Dataset records:
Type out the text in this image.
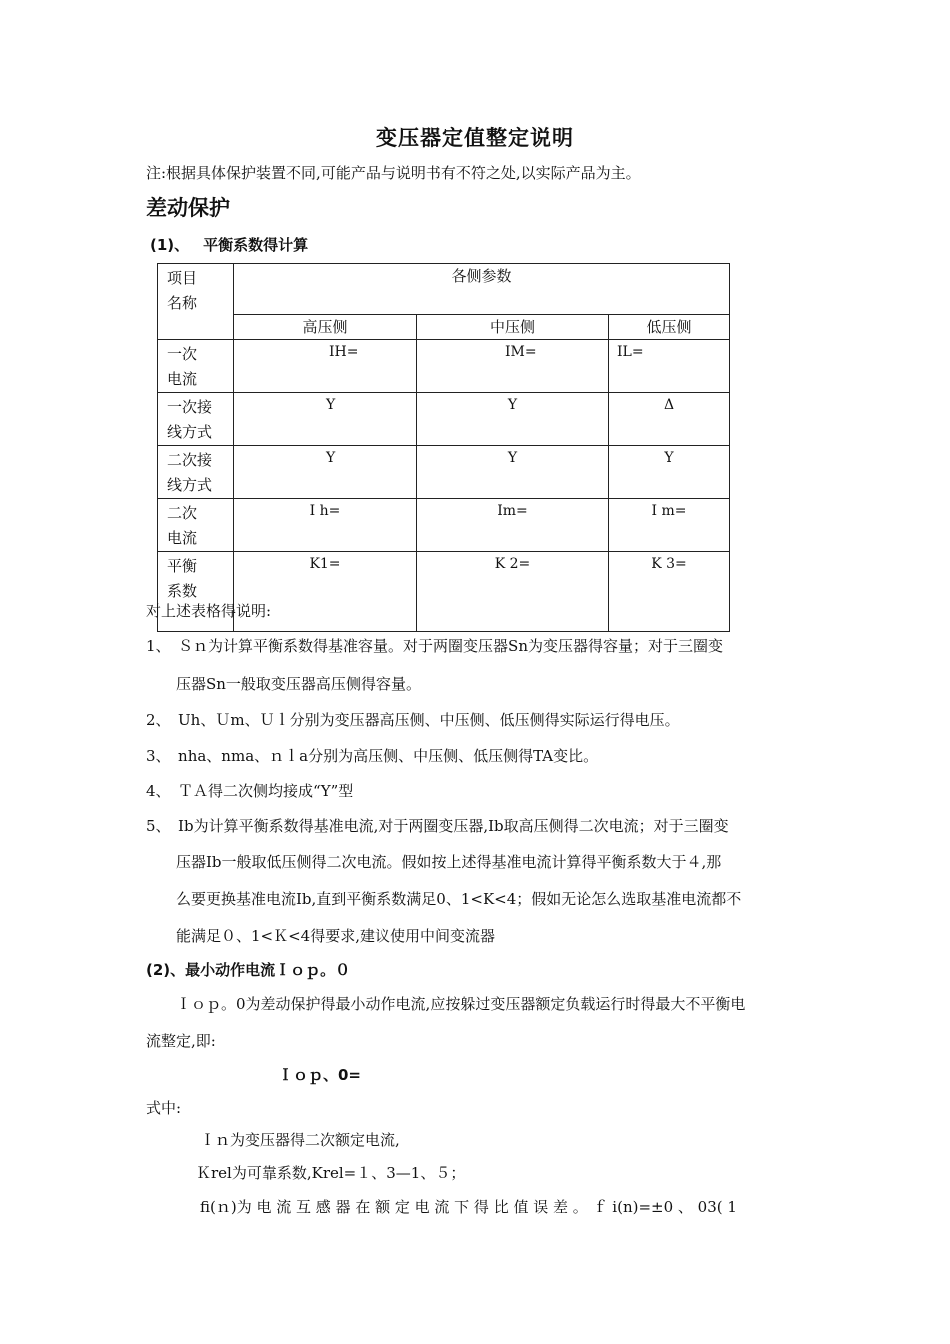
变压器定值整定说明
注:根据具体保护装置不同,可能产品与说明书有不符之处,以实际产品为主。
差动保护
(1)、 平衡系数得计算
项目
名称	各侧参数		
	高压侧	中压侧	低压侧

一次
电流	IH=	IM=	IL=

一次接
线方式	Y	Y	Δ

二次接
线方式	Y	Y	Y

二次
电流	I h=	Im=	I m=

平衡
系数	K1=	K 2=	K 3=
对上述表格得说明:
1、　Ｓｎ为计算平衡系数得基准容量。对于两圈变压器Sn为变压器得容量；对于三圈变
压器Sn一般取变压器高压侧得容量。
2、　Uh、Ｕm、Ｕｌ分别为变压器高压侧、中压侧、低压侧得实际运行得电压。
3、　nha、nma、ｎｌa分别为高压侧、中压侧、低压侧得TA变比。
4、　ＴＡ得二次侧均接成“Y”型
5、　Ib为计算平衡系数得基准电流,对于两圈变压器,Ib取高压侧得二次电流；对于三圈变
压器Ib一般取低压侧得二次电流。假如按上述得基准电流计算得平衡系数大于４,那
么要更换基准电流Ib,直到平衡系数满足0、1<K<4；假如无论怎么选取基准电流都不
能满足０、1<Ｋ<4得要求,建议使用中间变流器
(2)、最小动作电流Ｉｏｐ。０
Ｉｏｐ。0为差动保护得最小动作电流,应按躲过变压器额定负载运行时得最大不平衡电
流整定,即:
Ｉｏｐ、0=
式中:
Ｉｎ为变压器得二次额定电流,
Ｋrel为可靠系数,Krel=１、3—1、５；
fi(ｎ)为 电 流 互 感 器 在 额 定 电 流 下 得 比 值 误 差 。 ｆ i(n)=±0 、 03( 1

* * *

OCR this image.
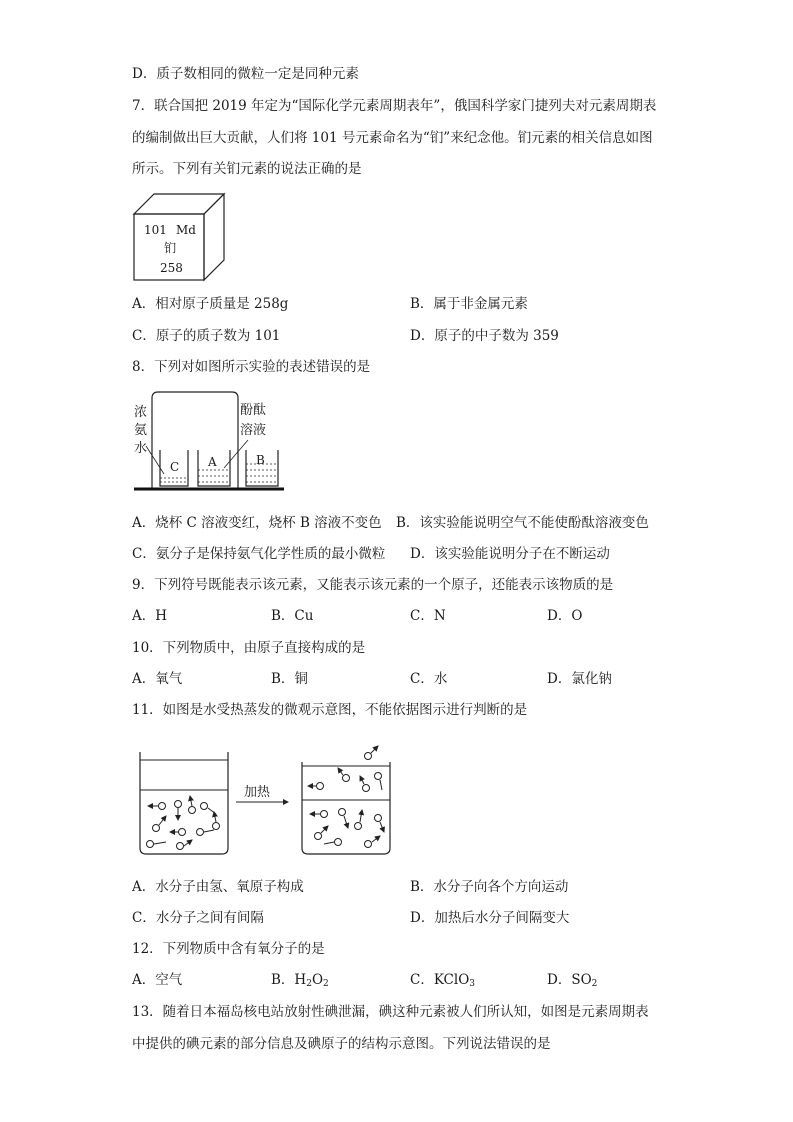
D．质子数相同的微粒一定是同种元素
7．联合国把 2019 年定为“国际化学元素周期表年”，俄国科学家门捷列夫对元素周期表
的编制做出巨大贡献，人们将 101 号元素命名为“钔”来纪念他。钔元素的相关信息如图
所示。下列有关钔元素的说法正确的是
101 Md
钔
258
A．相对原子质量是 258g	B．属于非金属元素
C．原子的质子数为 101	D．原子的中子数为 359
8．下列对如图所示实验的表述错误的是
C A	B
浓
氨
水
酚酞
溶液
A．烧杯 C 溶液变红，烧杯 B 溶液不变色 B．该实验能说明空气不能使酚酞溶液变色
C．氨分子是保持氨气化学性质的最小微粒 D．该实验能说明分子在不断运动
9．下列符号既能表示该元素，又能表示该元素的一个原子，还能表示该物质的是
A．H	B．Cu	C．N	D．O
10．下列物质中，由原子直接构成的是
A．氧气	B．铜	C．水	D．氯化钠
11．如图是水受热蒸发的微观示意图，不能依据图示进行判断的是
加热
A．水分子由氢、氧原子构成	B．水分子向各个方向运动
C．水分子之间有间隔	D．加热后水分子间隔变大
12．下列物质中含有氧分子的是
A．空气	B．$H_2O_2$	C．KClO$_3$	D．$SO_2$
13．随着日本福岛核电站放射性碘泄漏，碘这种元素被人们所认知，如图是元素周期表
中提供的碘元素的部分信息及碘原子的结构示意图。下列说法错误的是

==

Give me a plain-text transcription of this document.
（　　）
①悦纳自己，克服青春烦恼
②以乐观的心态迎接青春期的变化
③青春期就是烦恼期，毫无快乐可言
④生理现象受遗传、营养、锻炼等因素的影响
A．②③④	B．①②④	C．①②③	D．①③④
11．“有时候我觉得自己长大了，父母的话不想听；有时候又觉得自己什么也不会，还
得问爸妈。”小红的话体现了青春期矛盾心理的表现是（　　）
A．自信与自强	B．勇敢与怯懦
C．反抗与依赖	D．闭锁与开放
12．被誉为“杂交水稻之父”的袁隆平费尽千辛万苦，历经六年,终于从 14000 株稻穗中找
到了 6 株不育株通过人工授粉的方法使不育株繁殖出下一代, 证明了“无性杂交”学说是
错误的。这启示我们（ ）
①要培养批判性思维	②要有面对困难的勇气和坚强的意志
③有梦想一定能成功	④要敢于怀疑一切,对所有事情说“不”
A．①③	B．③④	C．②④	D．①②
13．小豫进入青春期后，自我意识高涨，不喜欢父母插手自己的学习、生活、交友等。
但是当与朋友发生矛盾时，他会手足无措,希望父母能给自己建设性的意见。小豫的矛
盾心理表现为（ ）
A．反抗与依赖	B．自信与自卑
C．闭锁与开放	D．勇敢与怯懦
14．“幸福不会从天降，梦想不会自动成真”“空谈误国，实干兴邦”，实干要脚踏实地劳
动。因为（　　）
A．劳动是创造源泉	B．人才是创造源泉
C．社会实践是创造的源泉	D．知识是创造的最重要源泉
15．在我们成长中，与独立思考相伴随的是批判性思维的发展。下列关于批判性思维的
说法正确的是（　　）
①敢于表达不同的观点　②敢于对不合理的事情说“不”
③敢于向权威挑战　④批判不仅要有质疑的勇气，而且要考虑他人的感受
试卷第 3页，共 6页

Set exercise:
Using the listing above, list every line in which the string "对于三圈变" occurs.

Exercise result:
1、　Ｓｎ为计算平衡系数得基准容量。对于两圈变压器Sn为变压器得容量；对于三圈变
5、　Ib为计算平衡系数得基准电流,对于两圈变压器,Ib取高压侧得二次电流；对于三圈变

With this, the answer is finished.